__Task prompt__
Your task is to output the data exactly as it stands.

[Start of Input records]

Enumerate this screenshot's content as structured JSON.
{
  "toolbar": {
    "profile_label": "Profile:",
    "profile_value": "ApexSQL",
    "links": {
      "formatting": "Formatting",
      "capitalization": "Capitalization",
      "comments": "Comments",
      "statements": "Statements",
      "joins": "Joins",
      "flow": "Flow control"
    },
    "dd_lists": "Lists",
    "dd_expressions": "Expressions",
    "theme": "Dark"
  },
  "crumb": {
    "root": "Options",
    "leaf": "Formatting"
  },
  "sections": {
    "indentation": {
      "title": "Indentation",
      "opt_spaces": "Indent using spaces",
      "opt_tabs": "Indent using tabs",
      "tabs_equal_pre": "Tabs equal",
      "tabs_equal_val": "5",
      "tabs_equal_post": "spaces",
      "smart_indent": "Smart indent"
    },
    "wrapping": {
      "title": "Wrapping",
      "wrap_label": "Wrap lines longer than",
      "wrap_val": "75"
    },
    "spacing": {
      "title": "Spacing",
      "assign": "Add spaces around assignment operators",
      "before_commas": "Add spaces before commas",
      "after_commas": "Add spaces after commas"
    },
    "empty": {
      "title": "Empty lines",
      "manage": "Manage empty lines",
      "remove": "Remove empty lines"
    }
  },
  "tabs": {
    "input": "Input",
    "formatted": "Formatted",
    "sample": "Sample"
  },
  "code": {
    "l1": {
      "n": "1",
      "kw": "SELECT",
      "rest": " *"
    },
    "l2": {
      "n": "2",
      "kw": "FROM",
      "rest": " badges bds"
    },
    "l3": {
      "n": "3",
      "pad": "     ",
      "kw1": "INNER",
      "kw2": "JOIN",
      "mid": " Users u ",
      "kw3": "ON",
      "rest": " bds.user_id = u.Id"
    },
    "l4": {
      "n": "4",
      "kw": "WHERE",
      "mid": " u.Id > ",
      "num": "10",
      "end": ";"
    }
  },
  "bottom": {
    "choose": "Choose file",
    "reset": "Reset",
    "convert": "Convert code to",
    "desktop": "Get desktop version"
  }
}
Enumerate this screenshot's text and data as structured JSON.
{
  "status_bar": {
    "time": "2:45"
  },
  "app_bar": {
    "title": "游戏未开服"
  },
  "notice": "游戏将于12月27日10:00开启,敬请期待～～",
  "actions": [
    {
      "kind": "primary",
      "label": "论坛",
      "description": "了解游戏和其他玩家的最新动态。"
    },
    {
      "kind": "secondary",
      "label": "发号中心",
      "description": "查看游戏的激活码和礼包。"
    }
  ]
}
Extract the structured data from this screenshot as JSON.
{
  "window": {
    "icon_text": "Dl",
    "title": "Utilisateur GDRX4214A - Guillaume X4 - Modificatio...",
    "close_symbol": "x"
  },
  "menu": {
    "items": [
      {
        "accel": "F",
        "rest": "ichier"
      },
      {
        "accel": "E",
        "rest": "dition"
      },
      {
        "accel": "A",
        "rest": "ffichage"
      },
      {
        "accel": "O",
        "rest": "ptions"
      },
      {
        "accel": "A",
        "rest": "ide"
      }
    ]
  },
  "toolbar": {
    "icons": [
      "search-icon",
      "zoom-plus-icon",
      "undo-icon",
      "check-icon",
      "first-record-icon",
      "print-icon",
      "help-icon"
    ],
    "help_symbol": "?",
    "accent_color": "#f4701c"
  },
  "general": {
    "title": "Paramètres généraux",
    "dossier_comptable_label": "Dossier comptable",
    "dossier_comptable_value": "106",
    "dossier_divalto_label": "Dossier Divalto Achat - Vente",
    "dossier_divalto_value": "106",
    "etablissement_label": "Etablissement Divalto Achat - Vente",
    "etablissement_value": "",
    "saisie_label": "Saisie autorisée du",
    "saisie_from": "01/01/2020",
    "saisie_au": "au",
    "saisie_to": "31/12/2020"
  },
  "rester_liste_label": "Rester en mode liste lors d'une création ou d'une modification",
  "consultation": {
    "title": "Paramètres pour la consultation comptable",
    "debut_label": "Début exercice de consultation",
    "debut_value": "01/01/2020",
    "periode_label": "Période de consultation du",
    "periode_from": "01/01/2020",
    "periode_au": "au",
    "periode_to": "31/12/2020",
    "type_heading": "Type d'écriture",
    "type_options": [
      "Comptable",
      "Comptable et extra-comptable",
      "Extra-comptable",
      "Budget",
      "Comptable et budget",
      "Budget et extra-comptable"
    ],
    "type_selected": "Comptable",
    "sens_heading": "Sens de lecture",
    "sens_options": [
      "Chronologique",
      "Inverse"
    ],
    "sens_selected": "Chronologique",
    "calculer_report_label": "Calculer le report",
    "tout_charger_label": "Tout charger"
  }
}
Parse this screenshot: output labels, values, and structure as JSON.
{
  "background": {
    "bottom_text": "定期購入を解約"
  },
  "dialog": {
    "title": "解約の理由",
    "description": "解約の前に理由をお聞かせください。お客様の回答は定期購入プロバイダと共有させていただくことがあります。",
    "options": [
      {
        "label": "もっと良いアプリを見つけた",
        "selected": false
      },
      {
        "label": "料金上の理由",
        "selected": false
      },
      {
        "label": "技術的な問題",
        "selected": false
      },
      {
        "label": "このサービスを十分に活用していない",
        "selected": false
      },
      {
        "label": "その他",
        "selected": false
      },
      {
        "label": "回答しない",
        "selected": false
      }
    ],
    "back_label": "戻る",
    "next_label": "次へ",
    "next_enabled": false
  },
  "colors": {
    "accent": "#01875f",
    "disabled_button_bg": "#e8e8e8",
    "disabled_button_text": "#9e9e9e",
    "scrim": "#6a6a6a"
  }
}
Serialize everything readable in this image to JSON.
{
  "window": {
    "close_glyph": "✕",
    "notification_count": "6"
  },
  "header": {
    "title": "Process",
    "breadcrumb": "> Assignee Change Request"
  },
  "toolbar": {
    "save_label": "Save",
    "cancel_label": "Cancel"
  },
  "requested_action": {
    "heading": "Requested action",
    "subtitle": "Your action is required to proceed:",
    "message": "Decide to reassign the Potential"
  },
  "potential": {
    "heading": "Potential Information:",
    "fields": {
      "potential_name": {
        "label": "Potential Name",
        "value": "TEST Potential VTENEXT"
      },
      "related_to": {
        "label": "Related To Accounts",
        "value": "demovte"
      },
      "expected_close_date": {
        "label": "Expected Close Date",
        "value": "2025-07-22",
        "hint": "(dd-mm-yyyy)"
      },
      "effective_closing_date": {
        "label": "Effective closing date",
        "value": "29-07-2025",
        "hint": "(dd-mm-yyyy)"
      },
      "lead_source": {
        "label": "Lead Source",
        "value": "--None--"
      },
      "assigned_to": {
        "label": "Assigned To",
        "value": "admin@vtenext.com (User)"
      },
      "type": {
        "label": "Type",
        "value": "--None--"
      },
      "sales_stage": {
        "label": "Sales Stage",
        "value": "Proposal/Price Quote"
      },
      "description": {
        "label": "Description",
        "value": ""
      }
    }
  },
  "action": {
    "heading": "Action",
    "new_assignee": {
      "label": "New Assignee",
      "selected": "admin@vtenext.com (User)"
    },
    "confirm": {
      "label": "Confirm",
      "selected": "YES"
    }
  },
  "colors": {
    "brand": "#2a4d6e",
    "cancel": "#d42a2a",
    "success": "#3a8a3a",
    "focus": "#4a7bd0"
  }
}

[End of Input records]

__Answer for the task__
Enumerate this screenshot's content as structured JSON.
{
  "toolbar": {
    "profile_label": "Profile:",
    "profile_value": "ApexSQL",
    "links": {
      "formatting": "Formatting",
      "capitalization": "Capitalization",
      "comments": "Comments",
      "statements": "Statements",
      "joins": "Joins",
      "flow": "Flow control"
    },
    "dd_lists": "Lists",
    "dd_expressions": "Expressions",
    "theme": "Dark"
  },
  "crumb": {
    "root": "Options",
    "leaf": "Formatting"
  },
  "sections": {
    "indentation": {
      "title": "Indentation",
      "opt_spaces": "Indent using spaces",
      "opt_tabs": "Indent using tabs",
      "tabs_equal_pre": "Tabs equal",
      "tabs_equal_val": "5",
      "tabs_equal_post": "spaces",
      "smart_indent": "Smart indent"
    },
    "wrapping": {
      "title": "Wrapping",
      "wrap_label": "Wrap lines longer than",
      "wrap_val": "75"
    },
    "spacing": {
      "title": "Spacing",
      "assign": "Add spaces around assignment operators",
      "before_commas": "Add spaces before commas",
      "after_commas": "Add spaces after commas"
    },
    "empty": {
      "title": "Empty lines",
      "manage": "Manage empty lines",
      "remove": "Remove empty lines"
    }
  },
  "tabs": {
    "input": "Input",
    "formatted": "Formatted",
    "sample": "Sample"
  },
  "code": {
    "l1": {
      "n": "1",
      "kw": "SELECT",
      "rest": " *"
    },
    "l2": {
      "n": "2",
      "kw": "FROM",
      "rest": " badges bds"
    },
    "l3": {
      "n": "3",
      "pad": "     ",
      "kw1": "INNER",
      "kw2": "JOIN",
      "mid": " Users u ",
      "kw3": "ON",
      "rest": " bds.user_id = u.Id"
    },
    "l4": {
      "n": "4",
      "kw": "WHERE",
      "mid": " u.Id > ",
      "num": "10",
      "end": ";"
    }
  },
  "bottom": {
    "choose": "Choose file",
    "reset": "Reset",
    "convert": "Convert code to",
    "desktop": "Get desktop version"
  }
}
Enumerate this screenshot's text and data as structured JSON.
{
  "status_bar": {
    "time": "2:45"
  },
  "app_bar": {
    "title": "游戏未开服"
  },
  "notice": "游戏将于12月27日10:00开启,敬请期待～～",
  "actions": [
    {
      "kind": "primary",
      "label": "论坛",
      "description": "了解游戏和其他玩家的最新动态。"
    },
    {
      "kind": "secondary",
      "label": "发号中心",
      "description": "查看游戏的激活码和礼包。"
    }
  ]
}
Extract the structured data from this screenshot as JSON.
{
  "window": {
    "icon_text": "Dl",
    "title": "Utilisateur GDRX4214A - Guillaume X4 - Modificatio...",
    "close_symbol": "x"
  },
  "menu": {
    "items": [
      {
        "accel": "F",
        "rest": "ichier"
      },
      {
        "accel": "E",
        "rest": "dition"
      },
      {
        "accel": "A",
        "rest": "ffichage"
      },
      {
        "accel": "O",
        "rest": "ptions"
      },
      {
        "accel": "A",
        "rest": "ide"
      }
    ]
  },
  "toolbar": {
    "icons": [
      "search-icon",
      "zoom-plus-icon",
      "undo-icon",
      "check-icon",
      "first-record-icon",
      "print-icon",
      "help-icon"
    ],
    "help_symbol": "?",
    "accent_color": "#f4701c"
  },
  "general": {
    "title": "Paramètres généraux",
    "dossier_comptable_label": "Dossier comptable",
    "dossier_comptable_value": "106",
    "dossier_divalto_label": "Dossier Divalto Achat - Vente",
    "dossier_divalto_value": "106",
    "etablissement_label": "Etablissement Divalto Achat - Vente",
    "etablissement_value": "",
    "saisie_label": "Saisie autorisée du",
    "saisie_from": "01/01/2020",
    "saisie_au": "au",
    "saisie_to": "31/12/2020"
  },
  "rester_liste_label": "Rester en mode liste lors d'une création ou d'une modification",
  "consultation": {
    "title": "Paramètres pour la consultation comptable",
    "debut_label": "Début exercice de consultation",
    "debut_value": "01/01/2020",
    "periode_label": "Période de consultation du",
    "periode_from": "01/01/2020",
    "periode_au": "au",
    "periode_to": "31/12/2020",
    "type_heading": "Type d'écriture",
    "type_options": [
      "Comptable",
      "Comptable et extra-comptable",
      "Extra-comptable",
      "Budget",
      "Comptable et budget",
      "Budget et extra-comptable"
    ],
    "type_selected": "Comptable",
    "sens_heading": "Sens de lecture",
    "sens_options": [
      "Chronologique",
      "Inverse"
    ],
    "sens_selected": "Chronologique",
    "calculer_report_label": "Calculer le report",
    "tout_charger_label": "Tout charger"
  }
}
Parse this screenshot: output labels, values, and structure as JSON.
{
  "background": {
    "bottom_text": "定期購入を解約"
  },
  "dialog": {
    "title": "解約の理由",
    "description": "解約の前に理由をお聞かせください。お客様の回答は定期購入プロバイダと共有させていただくことがあります。",
    "options": [
      {
        "label": "もっと良いアプリを見つけた",
        "selected": false
      },
      {
        "label": "料金上の理由",
        "selected": false
      },
      {
        "label": "技術的な問題",
        "selected": false
      },
      {
        "label": "このサービスを十分に活用していない",
        "selected": false
      },
      {
        "label": "その他",
        "selected": false
      },
      {
        "label": "回答しない",
        "selected": false
      }
    ],
    "back_label": "戻る",
    "next_label": "次へ",
    "next_enabled": false
  },
  "colors": {
    "accent": "#01875f",
    "disabled_button_bg": "#e8e8e8",
    "disabled_button_text": "#9e9e9e",
    "scrim": "#6a6a6a"
  }
}
Serialize everything readable in this image to JSON.
{
  "window": {
    "close_glyph": "✕",
    "notification_count": "6"
  },
  "header": {
    "title": "Process",
    "breadcrumb": "> Assignee Change Request"
  },
  "toolbar": {
    "save_label": "Save",
    "cancel_label": "Cancel"
  },
  "requested_action": {
    "heading": "Requested action",
    "subtitle": "Your action is required to proceed:",
    "message": "Decide to reassign the Potential"
  },
  "potential": {
    "heading": "Potential Information:",
    "fields": {
      "potential_name": {
        "label": "Potential Name",
        "value": "TEST Potential VTENEXT"
      },
      "related_to": {
        "label": "Related To Accounts",
        "value": "demovte"
      },
      "expected_close_date": {
        "label": "Expected Close Date",
        "value": "2025-07-22",
        "hint": "(dd-mm-yyyy)"
      },
      "effective_closing_date": {
        "label": "Effective closing date",
        "value": "29-07-2025",
        "hint": "(dd-mm-yyyy)"
      },
      "lead_source": {
        "label": "Lead Source",
        "value": "--None--"
      },
      "assigned_to": {
        "label": "Assigned To",
        "value": "admin@vtenext.com (User)"
      },
      "type": {
        "label": "Type",
        "value": "--None--"
      },
      "sales_stage": {
        "label": "Sales Stage",
        "value": "Proposal/Price Quote"
      },
      "description": {
        "label": "Description",
        "value": ""
      }
    }
  },
  "action": {
    "heading": "Action",
    "new_assignee": {
      "label": "New Assignee",
      "selected": "admin@vtenext.com (User)"
    },
    "confirm": {
      "label": "Confirm",
      "selected": "YES"
    }
  },
  "colors": {
    "brand": "#2a4d6e",
    "cancel": "#d42a2a",
    "success": "#3a8a3a",
    "focus": "#4a7bd0"
  }
}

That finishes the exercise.